*Written exercise*
Go through the material below and count the lines with the string "JSON"; the number is the whole answer.
# # # # #
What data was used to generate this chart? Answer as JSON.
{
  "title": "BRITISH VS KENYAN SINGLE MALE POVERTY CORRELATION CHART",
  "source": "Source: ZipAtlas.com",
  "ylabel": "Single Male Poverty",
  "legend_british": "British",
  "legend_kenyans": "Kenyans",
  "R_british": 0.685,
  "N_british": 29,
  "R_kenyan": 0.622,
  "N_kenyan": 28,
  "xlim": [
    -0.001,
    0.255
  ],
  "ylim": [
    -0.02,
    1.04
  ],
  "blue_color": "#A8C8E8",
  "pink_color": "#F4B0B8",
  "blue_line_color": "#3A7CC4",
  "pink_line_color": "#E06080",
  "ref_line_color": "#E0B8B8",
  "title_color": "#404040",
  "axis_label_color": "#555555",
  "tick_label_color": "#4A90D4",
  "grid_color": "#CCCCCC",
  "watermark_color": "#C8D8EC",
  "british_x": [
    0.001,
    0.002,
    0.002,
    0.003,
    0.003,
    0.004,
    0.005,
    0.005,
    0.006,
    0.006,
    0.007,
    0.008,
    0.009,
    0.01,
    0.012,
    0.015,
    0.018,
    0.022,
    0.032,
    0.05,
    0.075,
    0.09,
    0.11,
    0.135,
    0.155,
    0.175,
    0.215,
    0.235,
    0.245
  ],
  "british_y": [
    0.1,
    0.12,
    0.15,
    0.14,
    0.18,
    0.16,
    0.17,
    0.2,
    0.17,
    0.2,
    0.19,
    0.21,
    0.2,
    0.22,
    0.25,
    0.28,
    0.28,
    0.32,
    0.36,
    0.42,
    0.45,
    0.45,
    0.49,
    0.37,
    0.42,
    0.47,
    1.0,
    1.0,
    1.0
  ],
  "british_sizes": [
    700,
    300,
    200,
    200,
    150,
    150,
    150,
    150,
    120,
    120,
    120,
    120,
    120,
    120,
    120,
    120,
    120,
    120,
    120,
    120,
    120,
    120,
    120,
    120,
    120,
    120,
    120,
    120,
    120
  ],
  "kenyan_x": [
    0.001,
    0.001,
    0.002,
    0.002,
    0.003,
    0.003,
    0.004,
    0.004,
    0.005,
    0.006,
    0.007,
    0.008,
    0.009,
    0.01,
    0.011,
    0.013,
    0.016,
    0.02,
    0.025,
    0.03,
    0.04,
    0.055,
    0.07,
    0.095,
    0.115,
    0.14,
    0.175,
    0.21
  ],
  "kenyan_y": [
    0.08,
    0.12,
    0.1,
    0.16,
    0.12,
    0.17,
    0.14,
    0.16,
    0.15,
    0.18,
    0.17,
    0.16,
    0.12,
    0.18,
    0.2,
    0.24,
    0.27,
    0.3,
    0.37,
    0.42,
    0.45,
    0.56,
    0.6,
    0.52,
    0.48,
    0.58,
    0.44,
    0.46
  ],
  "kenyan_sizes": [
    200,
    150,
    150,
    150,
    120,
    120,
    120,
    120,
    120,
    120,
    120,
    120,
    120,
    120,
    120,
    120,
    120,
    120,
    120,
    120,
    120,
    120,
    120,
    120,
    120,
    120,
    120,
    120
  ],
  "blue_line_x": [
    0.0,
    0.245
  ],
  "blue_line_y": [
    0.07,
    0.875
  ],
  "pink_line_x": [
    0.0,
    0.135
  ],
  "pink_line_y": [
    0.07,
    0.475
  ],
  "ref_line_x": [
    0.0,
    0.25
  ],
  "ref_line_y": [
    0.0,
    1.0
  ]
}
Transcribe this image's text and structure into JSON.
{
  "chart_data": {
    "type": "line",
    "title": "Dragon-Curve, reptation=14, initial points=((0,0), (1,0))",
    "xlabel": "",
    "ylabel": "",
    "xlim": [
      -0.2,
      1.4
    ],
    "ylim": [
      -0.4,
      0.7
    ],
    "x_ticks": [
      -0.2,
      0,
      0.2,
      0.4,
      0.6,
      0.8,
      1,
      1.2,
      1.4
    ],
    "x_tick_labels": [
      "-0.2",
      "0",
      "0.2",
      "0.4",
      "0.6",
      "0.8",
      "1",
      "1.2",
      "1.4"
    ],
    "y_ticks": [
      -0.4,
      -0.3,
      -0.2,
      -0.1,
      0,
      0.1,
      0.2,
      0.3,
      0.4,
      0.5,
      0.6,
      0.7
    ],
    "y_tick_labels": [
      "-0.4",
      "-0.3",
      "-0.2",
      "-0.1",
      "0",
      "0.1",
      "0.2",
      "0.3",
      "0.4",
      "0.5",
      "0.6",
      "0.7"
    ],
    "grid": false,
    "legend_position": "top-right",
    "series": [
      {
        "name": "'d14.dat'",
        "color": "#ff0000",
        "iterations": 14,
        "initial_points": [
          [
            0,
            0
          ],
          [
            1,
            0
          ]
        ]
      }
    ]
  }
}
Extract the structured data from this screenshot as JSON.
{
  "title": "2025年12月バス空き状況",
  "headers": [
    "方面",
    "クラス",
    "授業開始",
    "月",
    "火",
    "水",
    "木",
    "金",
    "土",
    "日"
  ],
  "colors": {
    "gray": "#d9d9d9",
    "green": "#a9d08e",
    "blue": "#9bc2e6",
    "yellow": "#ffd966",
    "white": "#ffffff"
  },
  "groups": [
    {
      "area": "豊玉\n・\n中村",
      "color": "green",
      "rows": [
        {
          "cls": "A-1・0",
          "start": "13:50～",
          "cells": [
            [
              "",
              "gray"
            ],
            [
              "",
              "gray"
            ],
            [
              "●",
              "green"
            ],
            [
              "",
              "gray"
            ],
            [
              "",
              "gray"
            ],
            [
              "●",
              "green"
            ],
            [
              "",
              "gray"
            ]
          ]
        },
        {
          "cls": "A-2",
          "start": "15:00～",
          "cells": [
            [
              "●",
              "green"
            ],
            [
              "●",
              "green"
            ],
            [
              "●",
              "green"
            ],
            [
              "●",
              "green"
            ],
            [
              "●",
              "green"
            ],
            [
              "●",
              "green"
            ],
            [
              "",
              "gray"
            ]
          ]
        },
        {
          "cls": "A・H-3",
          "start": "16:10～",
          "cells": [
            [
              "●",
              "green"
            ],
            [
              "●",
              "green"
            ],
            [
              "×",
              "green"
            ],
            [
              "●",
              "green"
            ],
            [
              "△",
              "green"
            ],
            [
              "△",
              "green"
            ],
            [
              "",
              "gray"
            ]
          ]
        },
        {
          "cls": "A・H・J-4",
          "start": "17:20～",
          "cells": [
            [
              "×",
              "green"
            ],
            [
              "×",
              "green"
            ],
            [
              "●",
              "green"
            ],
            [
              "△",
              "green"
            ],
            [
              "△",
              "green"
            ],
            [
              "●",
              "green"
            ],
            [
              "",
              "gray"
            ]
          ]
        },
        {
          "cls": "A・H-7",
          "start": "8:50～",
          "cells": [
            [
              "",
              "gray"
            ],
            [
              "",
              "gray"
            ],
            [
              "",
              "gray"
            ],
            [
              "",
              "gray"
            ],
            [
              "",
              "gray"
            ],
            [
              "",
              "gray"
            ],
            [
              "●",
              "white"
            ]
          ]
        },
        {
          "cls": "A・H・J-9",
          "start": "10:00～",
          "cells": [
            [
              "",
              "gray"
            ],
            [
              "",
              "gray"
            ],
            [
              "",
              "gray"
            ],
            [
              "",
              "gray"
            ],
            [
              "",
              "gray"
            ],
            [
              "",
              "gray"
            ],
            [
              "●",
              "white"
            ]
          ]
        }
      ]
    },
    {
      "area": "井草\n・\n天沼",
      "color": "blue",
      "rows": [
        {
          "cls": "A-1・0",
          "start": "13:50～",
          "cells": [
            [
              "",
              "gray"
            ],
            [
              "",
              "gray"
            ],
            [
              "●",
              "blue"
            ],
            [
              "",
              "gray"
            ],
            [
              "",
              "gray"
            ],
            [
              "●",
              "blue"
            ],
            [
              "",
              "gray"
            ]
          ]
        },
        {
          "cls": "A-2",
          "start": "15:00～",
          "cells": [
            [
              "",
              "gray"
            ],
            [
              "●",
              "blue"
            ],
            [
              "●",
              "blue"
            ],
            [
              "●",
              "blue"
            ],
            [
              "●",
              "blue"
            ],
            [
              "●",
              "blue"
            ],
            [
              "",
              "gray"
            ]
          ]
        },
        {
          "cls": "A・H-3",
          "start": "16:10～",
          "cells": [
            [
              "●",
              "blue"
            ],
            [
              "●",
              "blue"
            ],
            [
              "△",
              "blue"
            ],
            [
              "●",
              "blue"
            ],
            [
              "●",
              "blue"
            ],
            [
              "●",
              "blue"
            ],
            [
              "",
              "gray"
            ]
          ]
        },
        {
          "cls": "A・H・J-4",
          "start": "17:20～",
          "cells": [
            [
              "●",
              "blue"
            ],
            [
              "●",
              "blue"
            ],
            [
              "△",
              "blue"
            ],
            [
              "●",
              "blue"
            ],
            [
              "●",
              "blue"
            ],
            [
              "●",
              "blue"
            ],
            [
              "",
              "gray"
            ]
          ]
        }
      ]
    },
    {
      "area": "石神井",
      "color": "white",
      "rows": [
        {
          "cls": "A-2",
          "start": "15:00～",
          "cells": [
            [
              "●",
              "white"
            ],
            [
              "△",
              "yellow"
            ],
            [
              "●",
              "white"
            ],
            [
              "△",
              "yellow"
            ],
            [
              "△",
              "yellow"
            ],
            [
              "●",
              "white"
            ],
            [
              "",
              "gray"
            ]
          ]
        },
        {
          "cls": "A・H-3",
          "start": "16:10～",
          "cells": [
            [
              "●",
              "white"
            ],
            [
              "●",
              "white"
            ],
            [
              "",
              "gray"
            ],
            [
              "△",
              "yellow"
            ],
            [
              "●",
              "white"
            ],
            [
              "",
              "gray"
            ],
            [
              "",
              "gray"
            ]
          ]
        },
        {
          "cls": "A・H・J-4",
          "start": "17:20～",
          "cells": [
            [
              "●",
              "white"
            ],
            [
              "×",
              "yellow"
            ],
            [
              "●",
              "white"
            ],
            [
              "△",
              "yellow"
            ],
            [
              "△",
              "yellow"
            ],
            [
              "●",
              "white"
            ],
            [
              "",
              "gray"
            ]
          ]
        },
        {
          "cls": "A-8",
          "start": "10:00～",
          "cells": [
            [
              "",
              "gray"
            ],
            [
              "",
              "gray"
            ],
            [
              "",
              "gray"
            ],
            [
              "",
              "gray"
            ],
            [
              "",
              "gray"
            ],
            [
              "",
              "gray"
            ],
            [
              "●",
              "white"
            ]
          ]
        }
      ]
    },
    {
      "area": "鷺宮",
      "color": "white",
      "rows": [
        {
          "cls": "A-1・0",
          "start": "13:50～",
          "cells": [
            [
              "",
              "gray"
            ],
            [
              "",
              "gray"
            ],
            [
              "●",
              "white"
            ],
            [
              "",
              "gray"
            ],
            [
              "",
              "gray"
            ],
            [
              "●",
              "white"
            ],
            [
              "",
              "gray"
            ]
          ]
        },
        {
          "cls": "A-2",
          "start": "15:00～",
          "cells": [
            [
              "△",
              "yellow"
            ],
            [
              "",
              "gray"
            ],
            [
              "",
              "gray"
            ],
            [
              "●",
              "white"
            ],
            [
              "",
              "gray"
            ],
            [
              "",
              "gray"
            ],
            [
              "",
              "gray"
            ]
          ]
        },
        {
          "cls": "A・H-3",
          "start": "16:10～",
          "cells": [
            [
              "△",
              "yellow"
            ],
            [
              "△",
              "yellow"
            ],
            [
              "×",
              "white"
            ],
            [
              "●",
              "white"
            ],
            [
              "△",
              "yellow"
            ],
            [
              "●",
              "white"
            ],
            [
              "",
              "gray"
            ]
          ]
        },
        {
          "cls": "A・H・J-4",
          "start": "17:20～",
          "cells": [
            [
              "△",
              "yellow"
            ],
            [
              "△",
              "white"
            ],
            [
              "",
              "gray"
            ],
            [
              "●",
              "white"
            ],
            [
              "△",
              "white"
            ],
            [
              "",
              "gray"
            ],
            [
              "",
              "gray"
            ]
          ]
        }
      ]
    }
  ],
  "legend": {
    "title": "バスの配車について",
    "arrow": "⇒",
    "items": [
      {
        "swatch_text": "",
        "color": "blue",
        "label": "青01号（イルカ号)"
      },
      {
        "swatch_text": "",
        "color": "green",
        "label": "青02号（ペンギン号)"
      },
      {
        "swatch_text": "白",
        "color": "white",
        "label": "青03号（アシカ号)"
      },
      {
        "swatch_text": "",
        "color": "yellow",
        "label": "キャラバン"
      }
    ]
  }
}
# # # # #
*Reply to the task*
3